▶ _EXERCISE BRIEF_
Answer with one number only: the number of lines that include the word "preview".

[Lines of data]
────────────────────────────────────────

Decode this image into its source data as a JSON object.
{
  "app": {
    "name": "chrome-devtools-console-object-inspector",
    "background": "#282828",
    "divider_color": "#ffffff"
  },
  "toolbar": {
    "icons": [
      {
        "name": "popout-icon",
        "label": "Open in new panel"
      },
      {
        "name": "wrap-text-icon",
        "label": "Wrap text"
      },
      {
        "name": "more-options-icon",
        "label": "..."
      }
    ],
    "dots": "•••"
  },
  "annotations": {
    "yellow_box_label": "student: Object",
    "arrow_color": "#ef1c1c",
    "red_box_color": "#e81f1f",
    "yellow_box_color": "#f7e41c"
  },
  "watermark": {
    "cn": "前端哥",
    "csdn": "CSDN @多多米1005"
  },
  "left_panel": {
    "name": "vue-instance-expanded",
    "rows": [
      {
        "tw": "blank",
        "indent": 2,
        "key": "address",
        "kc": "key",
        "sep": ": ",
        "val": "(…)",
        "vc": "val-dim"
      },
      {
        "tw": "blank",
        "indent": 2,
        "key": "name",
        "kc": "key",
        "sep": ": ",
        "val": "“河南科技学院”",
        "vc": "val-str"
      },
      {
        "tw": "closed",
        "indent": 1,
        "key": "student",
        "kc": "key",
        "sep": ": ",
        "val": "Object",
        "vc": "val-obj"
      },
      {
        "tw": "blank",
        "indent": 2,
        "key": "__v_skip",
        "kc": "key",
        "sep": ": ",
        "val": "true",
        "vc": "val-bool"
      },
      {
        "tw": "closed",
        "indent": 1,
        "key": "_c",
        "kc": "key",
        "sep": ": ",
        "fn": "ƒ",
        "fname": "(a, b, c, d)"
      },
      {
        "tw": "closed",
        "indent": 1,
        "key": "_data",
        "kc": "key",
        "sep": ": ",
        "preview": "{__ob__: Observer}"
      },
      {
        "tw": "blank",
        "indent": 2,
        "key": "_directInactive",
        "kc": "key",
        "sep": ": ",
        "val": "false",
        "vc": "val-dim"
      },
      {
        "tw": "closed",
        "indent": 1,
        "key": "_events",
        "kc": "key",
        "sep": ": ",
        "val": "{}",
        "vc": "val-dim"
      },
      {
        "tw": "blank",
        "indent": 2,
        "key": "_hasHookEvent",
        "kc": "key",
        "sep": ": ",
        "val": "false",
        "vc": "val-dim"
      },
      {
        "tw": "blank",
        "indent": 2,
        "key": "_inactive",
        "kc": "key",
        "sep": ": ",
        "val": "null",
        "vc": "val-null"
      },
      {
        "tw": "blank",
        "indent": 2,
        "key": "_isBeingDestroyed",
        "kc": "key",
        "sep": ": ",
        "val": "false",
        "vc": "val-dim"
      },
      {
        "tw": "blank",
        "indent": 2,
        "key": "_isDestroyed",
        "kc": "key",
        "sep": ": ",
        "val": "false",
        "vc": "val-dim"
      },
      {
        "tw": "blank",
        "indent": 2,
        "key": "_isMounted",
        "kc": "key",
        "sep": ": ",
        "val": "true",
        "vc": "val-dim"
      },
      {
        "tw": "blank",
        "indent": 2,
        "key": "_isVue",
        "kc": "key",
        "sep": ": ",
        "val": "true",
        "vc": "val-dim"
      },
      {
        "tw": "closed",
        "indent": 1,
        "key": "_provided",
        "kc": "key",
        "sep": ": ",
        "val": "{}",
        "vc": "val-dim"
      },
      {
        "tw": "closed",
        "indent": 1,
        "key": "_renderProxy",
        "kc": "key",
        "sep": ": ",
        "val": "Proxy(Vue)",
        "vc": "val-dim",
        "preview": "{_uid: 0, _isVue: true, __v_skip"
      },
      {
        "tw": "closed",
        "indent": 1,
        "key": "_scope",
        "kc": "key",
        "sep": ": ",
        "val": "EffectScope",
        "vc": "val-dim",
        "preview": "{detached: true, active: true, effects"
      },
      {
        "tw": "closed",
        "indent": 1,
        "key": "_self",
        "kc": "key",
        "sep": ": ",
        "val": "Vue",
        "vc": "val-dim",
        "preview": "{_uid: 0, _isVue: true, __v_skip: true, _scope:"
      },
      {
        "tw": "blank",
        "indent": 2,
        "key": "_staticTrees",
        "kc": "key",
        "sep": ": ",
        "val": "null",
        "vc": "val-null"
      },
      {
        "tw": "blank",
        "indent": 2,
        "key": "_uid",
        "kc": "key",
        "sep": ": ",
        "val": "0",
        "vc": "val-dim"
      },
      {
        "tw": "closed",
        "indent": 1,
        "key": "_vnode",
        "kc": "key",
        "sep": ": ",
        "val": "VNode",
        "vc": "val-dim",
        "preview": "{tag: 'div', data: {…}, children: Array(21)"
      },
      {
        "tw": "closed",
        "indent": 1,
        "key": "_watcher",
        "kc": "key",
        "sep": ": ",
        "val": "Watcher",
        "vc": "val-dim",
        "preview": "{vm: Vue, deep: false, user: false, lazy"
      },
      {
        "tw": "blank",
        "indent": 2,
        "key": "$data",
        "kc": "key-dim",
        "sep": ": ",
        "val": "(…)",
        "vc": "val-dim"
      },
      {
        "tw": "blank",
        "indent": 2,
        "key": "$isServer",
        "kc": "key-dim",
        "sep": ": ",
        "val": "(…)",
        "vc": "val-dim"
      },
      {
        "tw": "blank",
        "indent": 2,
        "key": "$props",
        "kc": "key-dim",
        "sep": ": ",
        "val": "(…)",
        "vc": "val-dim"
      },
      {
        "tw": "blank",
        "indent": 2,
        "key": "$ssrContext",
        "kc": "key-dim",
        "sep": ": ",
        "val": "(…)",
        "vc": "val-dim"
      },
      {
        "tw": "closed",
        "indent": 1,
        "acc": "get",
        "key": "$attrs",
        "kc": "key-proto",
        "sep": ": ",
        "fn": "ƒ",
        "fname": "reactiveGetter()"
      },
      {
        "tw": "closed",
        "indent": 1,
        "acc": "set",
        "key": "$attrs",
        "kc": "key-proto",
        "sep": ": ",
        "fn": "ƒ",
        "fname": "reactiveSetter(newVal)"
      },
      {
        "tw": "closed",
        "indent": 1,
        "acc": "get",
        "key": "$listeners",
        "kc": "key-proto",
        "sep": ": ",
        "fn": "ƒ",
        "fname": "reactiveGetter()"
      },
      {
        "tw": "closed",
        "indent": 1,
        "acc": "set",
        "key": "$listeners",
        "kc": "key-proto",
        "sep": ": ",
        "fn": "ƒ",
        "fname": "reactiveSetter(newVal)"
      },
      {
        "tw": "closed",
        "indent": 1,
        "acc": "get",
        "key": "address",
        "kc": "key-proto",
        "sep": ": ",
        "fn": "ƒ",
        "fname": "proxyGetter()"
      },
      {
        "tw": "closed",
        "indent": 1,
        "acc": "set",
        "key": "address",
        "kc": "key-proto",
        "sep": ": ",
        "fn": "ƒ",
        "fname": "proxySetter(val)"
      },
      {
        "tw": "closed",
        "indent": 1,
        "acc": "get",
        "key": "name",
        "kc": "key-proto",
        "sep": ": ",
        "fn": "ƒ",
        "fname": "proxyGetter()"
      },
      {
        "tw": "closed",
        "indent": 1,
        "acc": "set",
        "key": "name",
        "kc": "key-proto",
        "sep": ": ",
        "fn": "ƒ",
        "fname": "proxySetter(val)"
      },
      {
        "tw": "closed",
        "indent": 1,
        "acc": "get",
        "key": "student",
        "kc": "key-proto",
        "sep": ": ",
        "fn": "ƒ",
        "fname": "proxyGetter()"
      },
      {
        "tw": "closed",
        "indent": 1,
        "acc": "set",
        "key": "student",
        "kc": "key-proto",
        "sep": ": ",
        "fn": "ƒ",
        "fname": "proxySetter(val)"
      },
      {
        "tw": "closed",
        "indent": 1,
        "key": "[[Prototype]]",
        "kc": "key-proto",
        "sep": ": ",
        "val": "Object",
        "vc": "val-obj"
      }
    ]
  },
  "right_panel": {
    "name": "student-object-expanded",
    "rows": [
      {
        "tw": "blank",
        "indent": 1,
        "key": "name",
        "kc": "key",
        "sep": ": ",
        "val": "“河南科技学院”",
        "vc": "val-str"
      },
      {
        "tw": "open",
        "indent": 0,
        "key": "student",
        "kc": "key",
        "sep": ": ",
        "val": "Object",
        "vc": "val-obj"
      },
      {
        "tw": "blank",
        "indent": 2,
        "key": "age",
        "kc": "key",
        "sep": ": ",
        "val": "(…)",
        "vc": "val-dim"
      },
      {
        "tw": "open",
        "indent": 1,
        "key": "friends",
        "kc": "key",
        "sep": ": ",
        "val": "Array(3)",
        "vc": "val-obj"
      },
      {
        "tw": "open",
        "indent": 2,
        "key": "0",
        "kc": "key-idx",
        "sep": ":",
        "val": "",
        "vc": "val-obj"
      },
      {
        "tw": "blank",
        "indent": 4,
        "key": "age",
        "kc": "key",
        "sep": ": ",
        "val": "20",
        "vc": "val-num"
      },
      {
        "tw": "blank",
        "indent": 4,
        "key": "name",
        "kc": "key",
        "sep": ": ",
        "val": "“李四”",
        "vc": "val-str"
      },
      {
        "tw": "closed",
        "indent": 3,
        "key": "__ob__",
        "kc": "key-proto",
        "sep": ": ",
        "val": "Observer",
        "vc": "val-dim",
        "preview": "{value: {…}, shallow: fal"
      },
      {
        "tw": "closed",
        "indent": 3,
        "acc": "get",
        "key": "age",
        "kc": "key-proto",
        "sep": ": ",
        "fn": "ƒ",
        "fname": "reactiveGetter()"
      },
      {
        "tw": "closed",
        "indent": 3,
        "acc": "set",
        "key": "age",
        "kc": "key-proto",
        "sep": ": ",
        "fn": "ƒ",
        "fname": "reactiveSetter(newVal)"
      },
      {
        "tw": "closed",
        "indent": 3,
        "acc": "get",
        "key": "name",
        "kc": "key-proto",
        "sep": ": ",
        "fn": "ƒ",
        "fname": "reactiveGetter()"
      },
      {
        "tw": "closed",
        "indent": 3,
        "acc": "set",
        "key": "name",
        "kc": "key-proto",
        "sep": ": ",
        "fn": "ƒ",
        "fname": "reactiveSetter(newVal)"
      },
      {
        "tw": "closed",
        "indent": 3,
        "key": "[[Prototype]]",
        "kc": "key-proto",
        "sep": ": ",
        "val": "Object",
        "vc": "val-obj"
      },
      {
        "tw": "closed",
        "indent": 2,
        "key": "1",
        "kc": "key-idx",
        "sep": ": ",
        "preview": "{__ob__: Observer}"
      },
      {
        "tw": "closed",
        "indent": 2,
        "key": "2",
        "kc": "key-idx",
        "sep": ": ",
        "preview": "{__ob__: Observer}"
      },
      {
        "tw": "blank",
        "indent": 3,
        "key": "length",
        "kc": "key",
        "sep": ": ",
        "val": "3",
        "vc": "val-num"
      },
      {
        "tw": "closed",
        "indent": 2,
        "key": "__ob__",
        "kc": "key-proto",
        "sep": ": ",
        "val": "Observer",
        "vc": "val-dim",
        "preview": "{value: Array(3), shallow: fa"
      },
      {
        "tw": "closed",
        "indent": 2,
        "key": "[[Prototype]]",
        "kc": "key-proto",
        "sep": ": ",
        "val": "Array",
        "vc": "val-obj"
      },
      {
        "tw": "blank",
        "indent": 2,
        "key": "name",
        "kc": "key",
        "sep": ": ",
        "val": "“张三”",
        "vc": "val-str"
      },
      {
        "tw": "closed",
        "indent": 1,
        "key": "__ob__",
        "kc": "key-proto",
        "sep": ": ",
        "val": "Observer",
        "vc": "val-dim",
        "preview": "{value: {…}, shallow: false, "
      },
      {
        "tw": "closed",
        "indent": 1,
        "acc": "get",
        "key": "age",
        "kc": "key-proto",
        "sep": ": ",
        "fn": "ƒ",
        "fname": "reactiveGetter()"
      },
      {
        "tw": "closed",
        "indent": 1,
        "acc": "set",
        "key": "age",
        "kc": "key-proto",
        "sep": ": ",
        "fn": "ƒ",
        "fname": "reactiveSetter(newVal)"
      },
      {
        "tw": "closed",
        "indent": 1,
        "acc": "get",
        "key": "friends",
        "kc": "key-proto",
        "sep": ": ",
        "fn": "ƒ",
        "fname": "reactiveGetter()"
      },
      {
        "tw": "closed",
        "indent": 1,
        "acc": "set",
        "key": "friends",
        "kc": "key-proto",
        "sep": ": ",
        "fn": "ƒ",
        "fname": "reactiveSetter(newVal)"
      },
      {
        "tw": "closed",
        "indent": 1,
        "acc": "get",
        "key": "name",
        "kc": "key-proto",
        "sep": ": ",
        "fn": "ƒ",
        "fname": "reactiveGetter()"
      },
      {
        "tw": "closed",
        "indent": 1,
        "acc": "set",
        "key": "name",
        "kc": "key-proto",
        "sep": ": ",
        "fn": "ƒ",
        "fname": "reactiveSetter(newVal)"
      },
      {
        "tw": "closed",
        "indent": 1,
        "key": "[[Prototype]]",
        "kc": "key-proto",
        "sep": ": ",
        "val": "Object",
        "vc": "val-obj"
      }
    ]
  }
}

────────────────────────────────────────

▶ _COMPLETE ANSWER_
11